(Items listed in a dataset)
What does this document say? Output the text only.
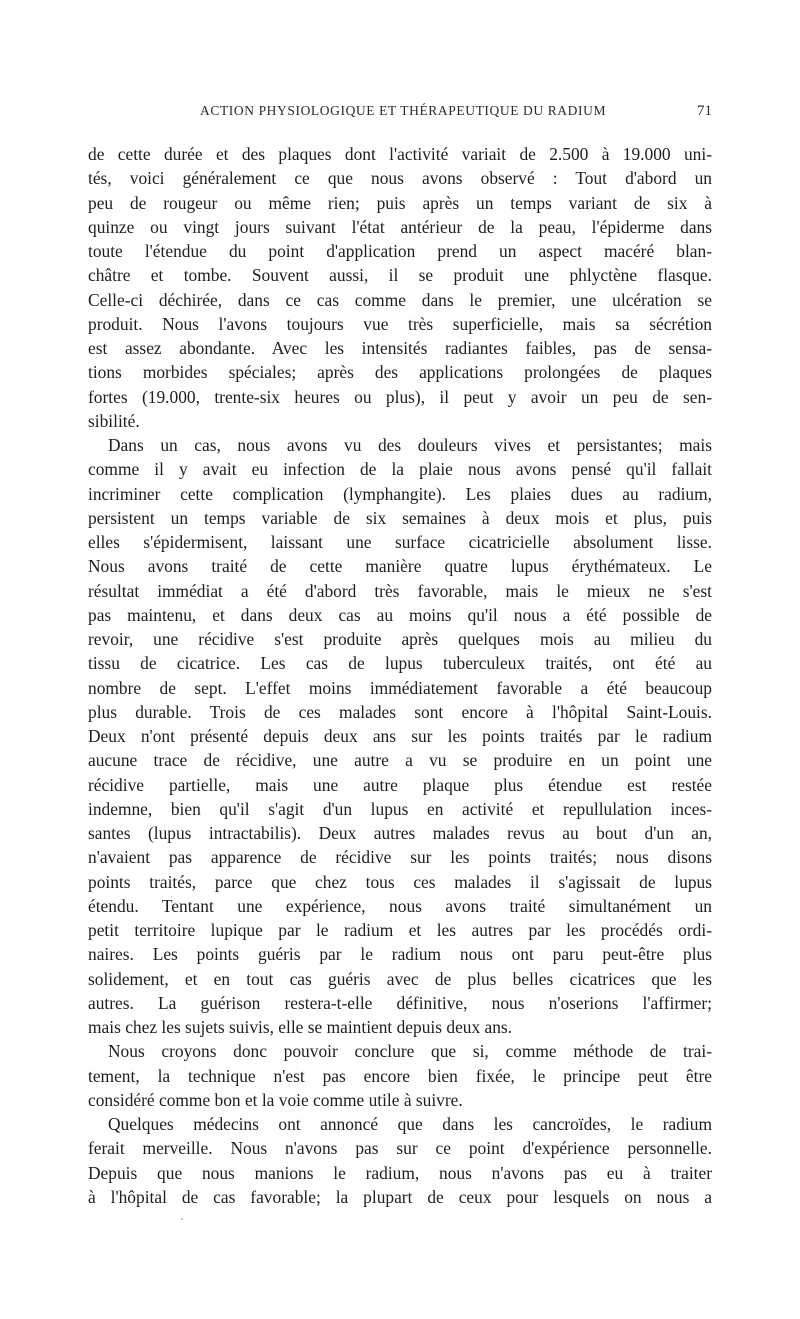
ACTION PHYSIOLOGIQUE ET THÉRAPEUTIQUE DU RADIUM	71

de cette durée et des plaques dont l'activité variait de 2.500 à 19.000 uni-
tés, voici généralement ce que nous avons observé : Tout d'abord un
peu de rougeur ou même rien; puis après un temps variant de six à
quinze ou vingt jours suivant l'état antérieur de la peau, l'épiderme dans
toute l'étendue du point d'application prend un aspect macéré blan-
châtre et tombe. Souvent aussi, il se produit une phlyctène flasque.
Celle-ci déchirée, dans ce cas comme dans le premier, une ulcération se
produit. Nous l'avons toujours vue très superficielle, mais sa sécrétion
est assez abondante. Avec les intensités radiantes faibles, pas de sensa-
tions morbides spéciales; après des applications prolongées de plaques
fortes (19.000, trente-six heures ou plus), il peut y avoir un peu de sen-
sibilité.

Dans un cas, nous avons vu des douleurs vives et persistantes; mais
comme il y avait eu infection de la plaie nous avons pensé qu'il fallait
incriminer cette complication (lymphangite). Les plaies dues au radium,
persistent un temps variable de six semaines à deux mois et plus, puis
elles s'épidermisent, laissant une surface cicatricielle absolument lisse.
Nous avons traité de cette manière quatre lupus érythémateux. Le
résultat immédiat a été d'abord très favorable, mais le mieux ne s'est
pas maintenu, et dans deux cas au moins qu'il nous a été possible de
revoir, une récidive s'est produite après quelques mois au milieu du
tissu de cicatrice. Les cas de lupus tuberculeux traités, ont été au
nombre de sept. L'effet moins immédiatement favorable a été beaucoup
plus durable. Trois de ces malades sont encore à l'hôpital Saint-Louis.
Deux n'ont présenté depuis deux ans sur les points traités par le radium
aucune trace de récidive, une autre a vu se produire en un point une
récidive partielle, mais une autre plaque plus étendue est restée
indemne, bien qu'il s'agit d'un lupus en activité et repullulation inces-
santes (lupus intractabilis). Deux autres malades revus au bout d'un an,
n'avaient pas apparence de récidive sur les points traités; nous disons
points traités, parce que chez tous ces malades il s'agissait de lupus
étendu. Tentant une expérience, nous avons traité simultanément un
petit territoire lupique par le radium et les autres par les procédés ordi-
naires. Les points guéris par le radium nous ont paru peut-être plus
solidement, et en tout cas guéris avec de plus belles cicatrices que les
autres. La guérison restera-t-elle définitive, nous n'oserions l'affirmer;
mais chez les sujets suivis, elle se maintient depuis deux ans.

Nous croyons donc pouvoir conclure que si, comme méthode de trai-
tement, la technique n'est pas encore bien fixée, le principe peut être
considéré comme bon et la voie comme utile à suivre.

Quelques médecins ont annoncé que dans les cancroïdes, le radium
ferait merveille. Nous n'avons pas sur ce point d'expérience personnelle.
Depuis que nous manions le radium, nous n'avons pas eu à traiter
à l'hôpital de cas favorable; la plupart de ceux pour lesquels on nous a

TASK TO CARRY OUT: Drop the images and quote the entries word for word.

CORRECT ANSWER:
What does this document say? Output the text only.
ACTION PHYSIOLOGIQUE ET THÉRAPEUTIQUE DU RADIUM	71

de cette durée et des plaques dont l'activité variait de 2.500 à 19.000 uni-
tés, voici généralement ce que nous avons observé : Tout d'abord un
peu de rougeur ou même rien; puis après un temps variant de six à
quinze ou vingt jours suivant l'état antérieur de la peau, l'épiderme dans
toute l'étendue du point d'application prend un aspect macéré blan-
châtre et tombe. Souvent aussi, il se produit une phlyctène flasque.
Celle-ci déchirée, dans ce cas comme dans le premier, une ulcération se
produit. Nous l'avons toujours vue très superficielle, mais sa sécrétion
est assez abondante. Avec les intensités radiantes faibles, pas de sensa-
tions morbides spéciales; après des applications prolongées de plaques
fortes (19.000, trente-six heures ou plus), il peut y avoir un peu de sen-
sibilité.

Dans un cas, nous avons vu des douleurs vives et persistantes; mais
comme il y avait eu infection de la plaie nous avons pensé qu'il fallait
incriminer cette complication (lymphangite). Les plaies dues au radium,
persistent un temps variable de six semaines à deux mois et plus, puis
elles s'épidermisent, laissant une surface cicatricielle absolument lisse.
Nous avons traité de cette manière quatre lupus érythémateux. Le
résultat immédiat a été d'abord très favorable, mais le mieux ne s'est
pas maintenu, et dans deux cas au moins qu'il nous a été possible de
revoir, une récidive s'est produite après quelques mois au milieu du
tissu de cicatrice. Les cas de lupus tuberculeux traités, ont été au
nombre de sept. L'effet moins immédiatement favorable a été beaucoup
plus durable. Trois de ces malades sont encore à l'hôpital Saint-Louis.
Deux n'ont présenté depuis deux ans sur les points traités par le radium
aucune trace de récidive, une autre a vu se produire en un point une
récidive partielle, mais une autre plaque plus étendue est restée
indemne, bien qu'il s'agit d'un lupus en activité et repullulation inces-
santes (lupus intractabilis). Deux autres malades revus au bout d'un an,
n'avaient pas apparence de récidive sur les points traités; nous disons
points traités, parce que chez tous ces malades il s'agissait de lupus
étendu. Tentant une expérience, nous avons traité simultanément un
petit territoire lupique par le radium et les autres par les procédés ordi-
naires. Les points guéris par le radium nous ont paru peut-être plus
solidement, et en tout cas guéris avec de plus belles cicatrices que les
autres. La guérison restera-t-elle définitive, nous n'oserions l'affirmer;
mais chez les sujets suivis, elle se maintient depuis deux ans.

Nous croyons donc pouvoir conclure que si, comme méthode de trai-
tement, la technique n'est pas encore bien fixée, le principe peut être
considéré comme bon et la voie comme utile à suivre.

Quelques médecins ont annoncé que dans les cancroïdes, le radium
ferait merveille. Nous n'avons pas sur ce point d'expérience personnelle.
Depuis que nous manions le radium, nous n'avons pas eu à traiter
à l'hôpital de cas favorable; la plupart de ceux pour lesquels on nous a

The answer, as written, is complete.